◆ AIM OF THE TASK
Quote the entries word for word. Omit the pictures.

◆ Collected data

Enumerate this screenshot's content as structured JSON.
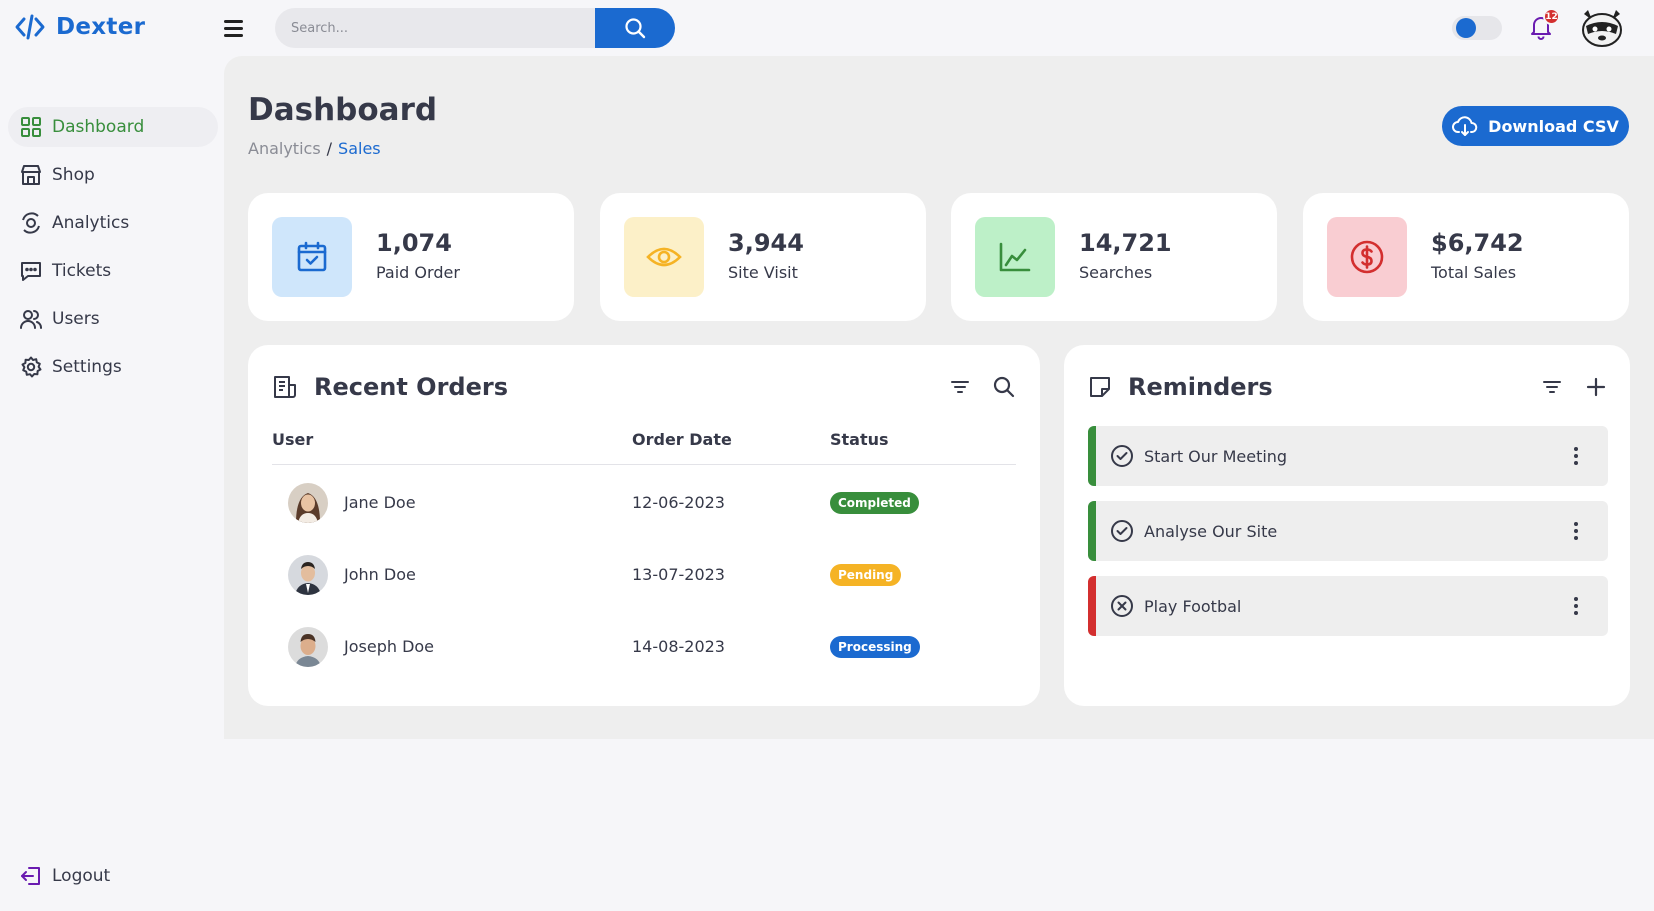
{
  "app": {
    "name": "Dexter",
    "notification_count": "12"
  },
  "search": {
    "placeholder": "Search..."
  },
  "sidebar": {
    "items": [
      {
        "label": "Dashboard"
      },
      {
        "label": "Shop"
      },
      {
        "label": "Analytics"
      },
      {
        "label": "Tickets"
      },
      {
        "label": "Users"
      },
      {
        "label": "Settings"
      }
    ],
    "logout_label": "Logout"
  },
  "page": {
    "title": "Dashboard",
    "breadcrumb": [
      "Analytics",
      "/",
      "Sales"
    ],
    "download_label": "Download CSV"
  },
  "stats": [
    {
      "value": "1,074",
      "label": "Paid Order",
      "icon": "calendar-check-icon",
      "color": "#1b6ad0"
    },
    {
      "value": "3,944",
      "label": "Site Visit",
      "icon": "eye-icon",
      "color": "#f5b325"
    },
    {
      "value": "14,721",
      "label": "Searches",
      "icon": "line-chart-icon",
      "color": "#388e3c"
    },
    {
      "value": "$6,742",
      "label": "Total Sales",
      "icon": "dollar-circle-icon",
      "color": "#d32f2f"
    }
  ],
  "orders": {
    "title": "Recent Orders",
    "columns": [
      "User",
      "Order Date",
      "Status"
    ],
    "rows": [
      {
        "name": "Jane Doe",
        "date": "12-06-2023",
        "status": "Completed",
        "status_color": "#388e3c"
      },
      {
        "name": "John Doe",
        "date": "13-07-2023",
        "status": "Pending",
        "status_color": "#f5b325"
      },
      {
        "name": "Joseph Doe",
        "date": "14-08-2023",
        "status": "Processing",
        "status_color": "#1b6ad0"
      }
    ]
  },
  "reminders": {
    "title": "Reminders",
    "items": [
      {
        "label": "Start Our Meeting",
        "state": "done",
        "color": "#388e3c"
      },
      {
        "label": "Analyse Our Site",
        "state": "done",
        "color": "#388e3c"
      },
      {
        "label": "Play Footbal",
        "state": "cancelled",
        "color": "#d32f2f"
      }
    ]
  },
  "colors": {
    "primary": "#1b6ad0",
    "success": "#388e3c",
    "warning": "#f5b325",
    "danger": "#d32f2f"
  }
}
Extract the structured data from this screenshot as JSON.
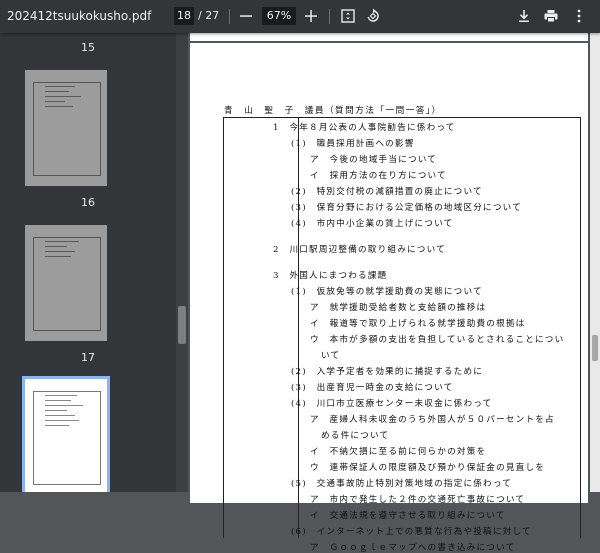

◆ TASK OUTPUT
Enumerate this screenshot's content as structured JSON.
{
  "app": {
    "name": "Dexter",
    "notification_count": "12"
  },
  "search": {
    "placeholder": "Search..."
  },
  "sidebar": {
    "items": [
      {
        "label": "Dashboard"
      },
      {
        "label": "Shop"
      },
      {
        "label": "Analytics"
      },
      {
        "label": "Tickets"
      },
      {
        "label": "Users"
      },
      {
        "label": "Settings"
      }
    ],
    "logout_label": "Logout"
  },
  "page": {
    "title": "Dashboard",
    "breadcrumb": [
      "Analytics",
      "/",
      "Sales"
    ],
    "download_label": "Download CSV"
  },
  "stats": [
    {
      "value": "1,074",
      "label": "Paid Order",
      "icon": "calendar-check-icon",
      "color": "#1b6ad0"
    },
    {
      "value": "3,944",
      "label": "Site Visit",
      "icon": "eye-icon",
      "color": "#f5b325"
    },
    {
      "value": "14,721",
      "label": "Searches",
      "icon": "line-chart-icon",
      "color": "#388e3c"
    },
    {
      "value": "$6,742",
      "label": "Total Sales",
      "icon": "dollar-circle-icon",
      "color": "#d32f2f"
    }
  ],
  "orders": {
    "title": "Recent Orders",
    "columns": [
      "User",
      "Order Date",
      "Status"
    ],
    "rows": [
      {
        "name": "Jane Doe",
        "date": "12-06-2023",
        "status": "Completed",
        "status_color": "#388e3c"
      },
      {
        "name": "John Doe",
        "date": "13-07-2023",
        "status": "Pending",
        "status_color": "#f5b325"
      },
      {
        "name": "Joseph Doe",
        "date": "14-08-2023",
        "status": "Processing",
        "status_color": "#1b6ad0"
      }
    ]
  },
  "reminders": {
    "title": "Reminders",
    "items": [
      {
        "label": "Start Our Meeting",
        "state": "done",
        "color": "#388e3c"
      },
      {
        "label": "Analyse Our Site",
        "state": "done",
        "color": "#388e3c"
      },
      {
        "label": "Play Footbal",
        "state": "cancelled",
        "color": "#d32f2f"
      }
    ]
  },
  "colors": {
    "primary": "#1b6ad0",
    "success": "#388e3c",
    "warning": "#f5b325",
    "danger": "#d32f2f"
  }
}
Extract the structured data from this screenshot as JSON.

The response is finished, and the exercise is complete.